### DATASET EXTRACT
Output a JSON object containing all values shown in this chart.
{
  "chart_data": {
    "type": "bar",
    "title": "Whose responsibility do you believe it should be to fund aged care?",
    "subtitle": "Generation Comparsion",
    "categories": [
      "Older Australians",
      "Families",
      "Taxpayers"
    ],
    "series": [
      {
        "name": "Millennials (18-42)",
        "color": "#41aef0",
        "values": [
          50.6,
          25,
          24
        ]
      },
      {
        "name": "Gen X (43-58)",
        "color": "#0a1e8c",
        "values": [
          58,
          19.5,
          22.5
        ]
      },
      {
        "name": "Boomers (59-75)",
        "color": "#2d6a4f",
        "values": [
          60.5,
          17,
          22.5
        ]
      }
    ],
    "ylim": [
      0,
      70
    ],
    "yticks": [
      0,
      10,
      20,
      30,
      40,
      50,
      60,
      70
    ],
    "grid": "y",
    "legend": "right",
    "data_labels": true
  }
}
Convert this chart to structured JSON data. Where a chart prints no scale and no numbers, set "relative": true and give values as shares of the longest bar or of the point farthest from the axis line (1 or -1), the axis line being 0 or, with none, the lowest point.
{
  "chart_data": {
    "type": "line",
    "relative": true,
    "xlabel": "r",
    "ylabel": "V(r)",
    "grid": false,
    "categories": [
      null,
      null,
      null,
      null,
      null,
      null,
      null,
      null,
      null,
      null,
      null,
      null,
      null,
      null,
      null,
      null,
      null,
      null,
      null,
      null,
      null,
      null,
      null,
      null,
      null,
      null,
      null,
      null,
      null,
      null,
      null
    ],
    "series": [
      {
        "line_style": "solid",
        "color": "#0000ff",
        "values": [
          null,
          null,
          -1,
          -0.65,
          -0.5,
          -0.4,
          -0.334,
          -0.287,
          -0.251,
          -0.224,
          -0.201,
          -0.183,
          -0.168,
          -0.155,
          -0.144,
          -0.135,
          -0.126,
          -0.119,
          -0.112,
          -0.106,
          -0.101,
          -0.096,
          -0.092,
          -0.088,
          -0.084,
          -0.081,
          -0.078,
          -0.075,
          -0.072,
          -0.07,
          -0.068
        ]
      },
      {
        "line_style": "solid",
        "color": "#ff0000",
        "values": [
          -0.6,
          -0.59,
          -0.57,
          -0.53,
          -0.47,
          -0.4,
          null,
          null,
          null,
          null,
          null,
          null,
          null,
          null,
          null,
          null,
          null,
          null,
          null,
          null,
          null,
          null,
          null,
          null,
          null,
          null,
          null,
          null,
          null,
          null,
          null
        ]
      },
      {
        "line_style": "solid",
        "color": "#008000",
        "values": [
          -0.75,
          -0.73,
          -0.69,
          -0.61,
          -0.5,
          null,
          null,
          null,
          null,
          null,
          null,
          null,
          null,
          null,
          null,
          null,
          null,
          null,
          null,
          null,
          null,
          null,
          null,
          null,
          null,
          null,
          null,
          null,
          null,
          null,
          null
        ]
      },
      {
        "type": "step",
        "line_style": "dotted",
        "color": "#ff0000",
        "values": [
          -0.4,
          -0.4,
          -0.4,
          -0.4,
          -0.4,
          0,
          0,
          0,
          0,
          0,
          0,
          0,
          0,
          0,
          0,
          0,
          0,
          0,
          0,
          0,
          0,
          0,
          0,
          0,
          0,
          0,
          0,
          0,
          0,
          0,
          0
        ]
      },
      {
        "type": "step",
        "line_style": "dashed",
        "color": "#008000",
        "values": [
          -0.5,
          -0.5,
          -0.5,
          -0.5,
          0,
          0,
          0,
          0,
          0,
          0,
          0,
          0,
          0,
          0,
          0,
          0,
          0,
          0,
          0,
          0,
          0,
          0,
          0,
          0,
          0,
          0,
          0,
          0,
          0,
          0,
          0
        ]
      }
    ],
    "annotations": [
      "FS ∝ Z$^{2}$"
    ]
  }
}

### WRITTEN TASK
Copy out all lines above that include the string "this".

### COMPLETED EXERCISE
Output a JSON object containing all values shown in this chart.
Convert this chart to structured JSON data. Where a chart prints no scale and no numbers, set "relative": true and give values as shares of the longest bar or of the point farthest from the axis line (1 or -1), the axis line being 0 or, with none, the lowest point.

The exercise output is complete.